## The exercise
Transcribe each of the records below exactly, excluding all pictures.

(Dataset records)
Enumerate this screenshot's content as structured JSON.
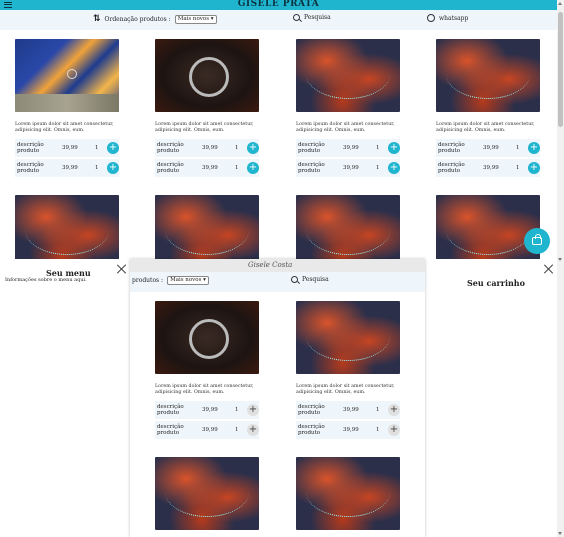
{
  "brand": "GISELE PRATA",
  "filter": {
    "sort_label": "Ordenação produtos :",
    "sort_value": "Mais novos",
    "search_label": "Pesquisa",
    "whatsapp_label": "whatsapp"
  },
  "description": "Lorem ipsum dolor sit amet consectetur, adipisicing elit. Omnis, eum.",
  "row_label": "descrição produto",
  "price": "39,99",
  "qty": "1",
  "plus": "+",
  "menu": {
    "title": "Seu menu",
    "info": "Informações sobre o menu aqui."
  },
  "cart": {
    "title": "Seu carrinho"
  },
  "popup": {
    "signature": "Gisele Costa",
    "sort_label": "produtos :",
    "sort_value": "Mais novos",
    "search_label": "Pesquisa"
  },
  "colors": {
    "accent": "#1fb5cf",
    "filter_bg": "#eef6fb"
  }
}
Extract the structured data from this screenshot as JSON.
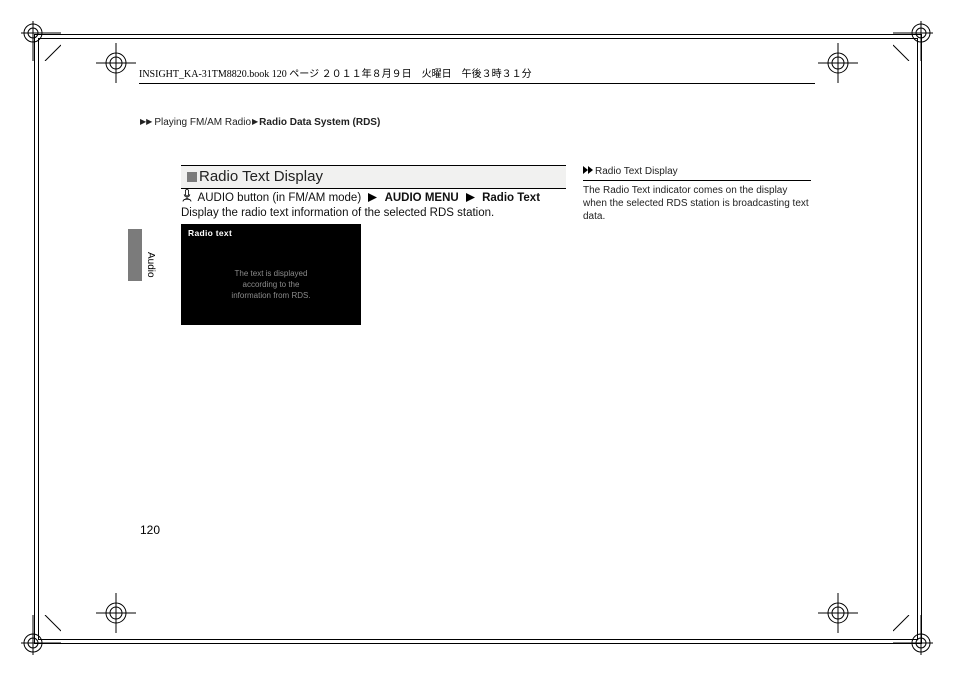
{
  "bookline": "INSIGHT_KA-31TM8820.book  120 ページ  ２０１１年８月９日　火曜日　午後３時３１分",
  "breadcrumb": {
    "arrows": "▶▶",
    "p1": "Playing FM/AM Radio",
    "arrow2": "▶",
    "p2": "Radio Data System (RDS)"
  },
  "section_title": "Radio Text Display",
  "procedure": {
    "pre": " AUDIO button (in FM/AM mode) ",
    "step1": "AUDIO MENU",
    "step2": "Radio Text"
  },
  "description": "Display the radio text information of the selected RDS station.",
  "screenshot": {
    "label": "Radio text",
    "line1": "The text is displayed",
    "line2": "according to the",
    "line3": "information from RDS."
  },
  "side_tab_label": "Audio",
  "sidebar": {
    "title": "Radio Text Display",
    "body": "The Radio Text indicator comes on the display when the selected RDS station is broadcasting text data."
  },
  "page_number": "120"
}
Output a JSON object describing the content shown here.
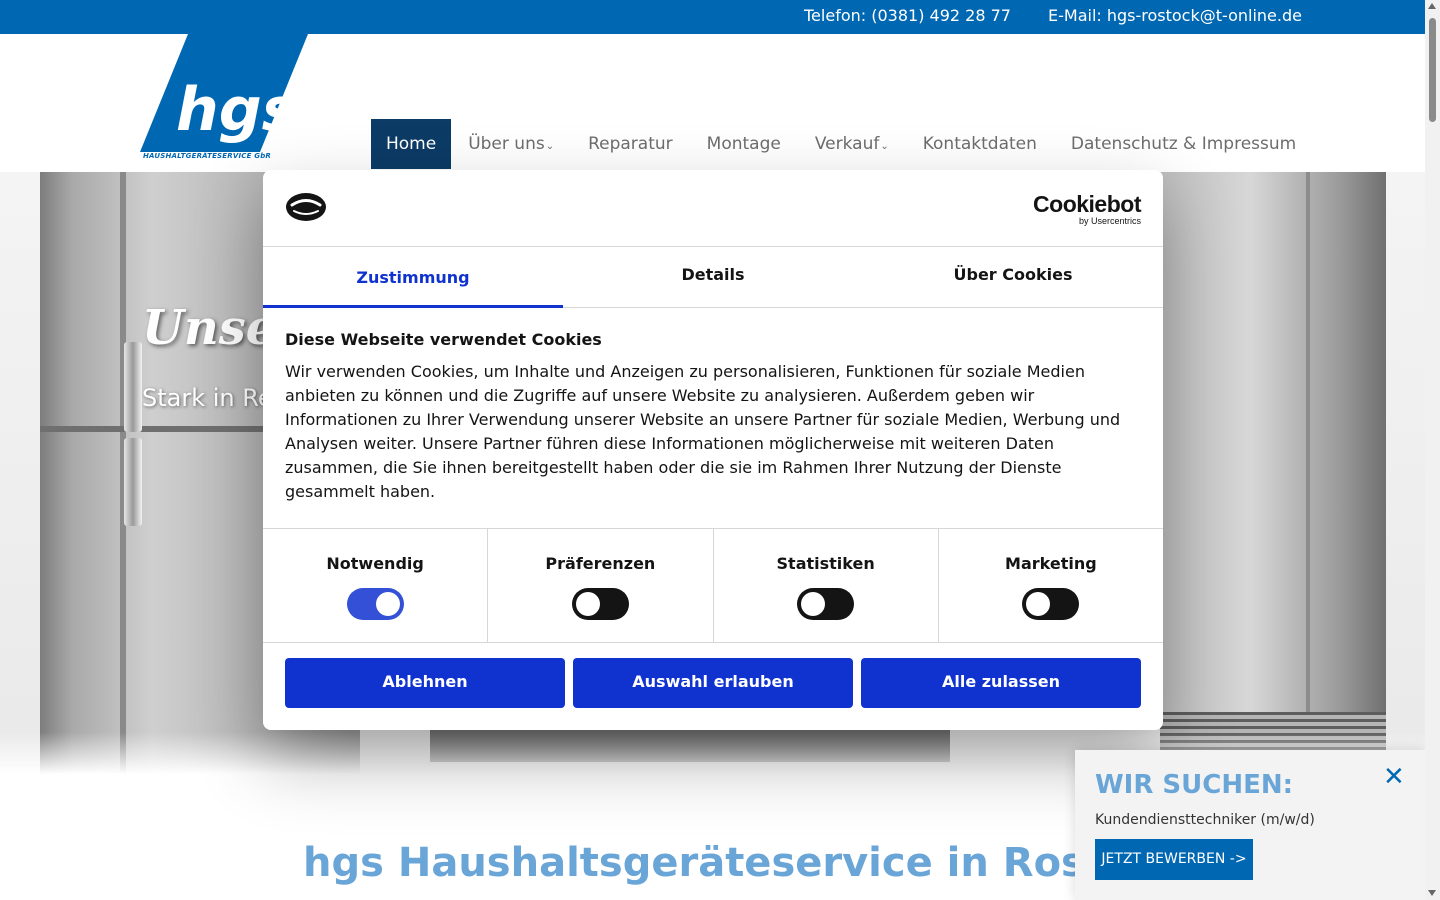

## Task output
Enumerate this screenshot's content as structured JSON.
{
  "brand": "GISELE PRATA",
  "filter": {
    "sort_label": "Ordenação produtos :",
    "sort_value": "Mais novos",
    "search_label": "Pesquisa",
    "whatsapp_label": "whatsapp"
  },
  "description": "Lorem ipsum dolor sit amet consectetur, adipisicing elit. Omnis, eum.",
  "row_label": "descrição produto",
  "price": "39,99",
  "qty": "1",
  "plus": "+",
  "menu": {
    "title": "Seu menu",
    "info": "Informações sobre o menu aqui."
  },
  "cart": {
    "title": "Seu carrinho"
  },
  "popup": {
    "signature": "Gisele Costa",
    "sort_label": "produtos :",
    "sort_value": "Mais novos",
    "search_label": "Pesquisa"
  },
  "colors": {
    "accent": "#1fb5cf",
    "filter_bg": "#eef6fb"
  }
}
Extract the structured data from this screenshot as JSON.
{
  "bookline": "INSIGHT_KA-31TM8820.book  120 ページ  ２０１１年８月９日　火曜日　午後３時３１分",
  "breadcrumb": {
    "arrows": "▶▶",
    "p1": "Playing FM/AM Radio",
    "arrow2": "▶",
    "p2": "Radio Data System (RDS)"
  },
  "section_title": "Radio Text Display",
  "procedure": {
    "pre": " AUDIO button (in FM/AM mode) ",
    "step1": "AUDIO MENU",
    "step2": "Radio Text"
  },
  "description": "Display the radio text information of the selected RDS station.",
  "screenshot": {
    "label": "Radio text",
    "line1": "The text is displayed",
    "line2": "according to the",
    "line3": "information from RDS."
  },
  "side_tab_label": "Audio",
  "sidebar": {
    "title": "Radio Text Display",
    "body": "The Radio Text indicator comes on the display when the selected RDS station is broadcasting text data."
  },
  "page_number": "120"
}
Output a JSON object describing the content shown here.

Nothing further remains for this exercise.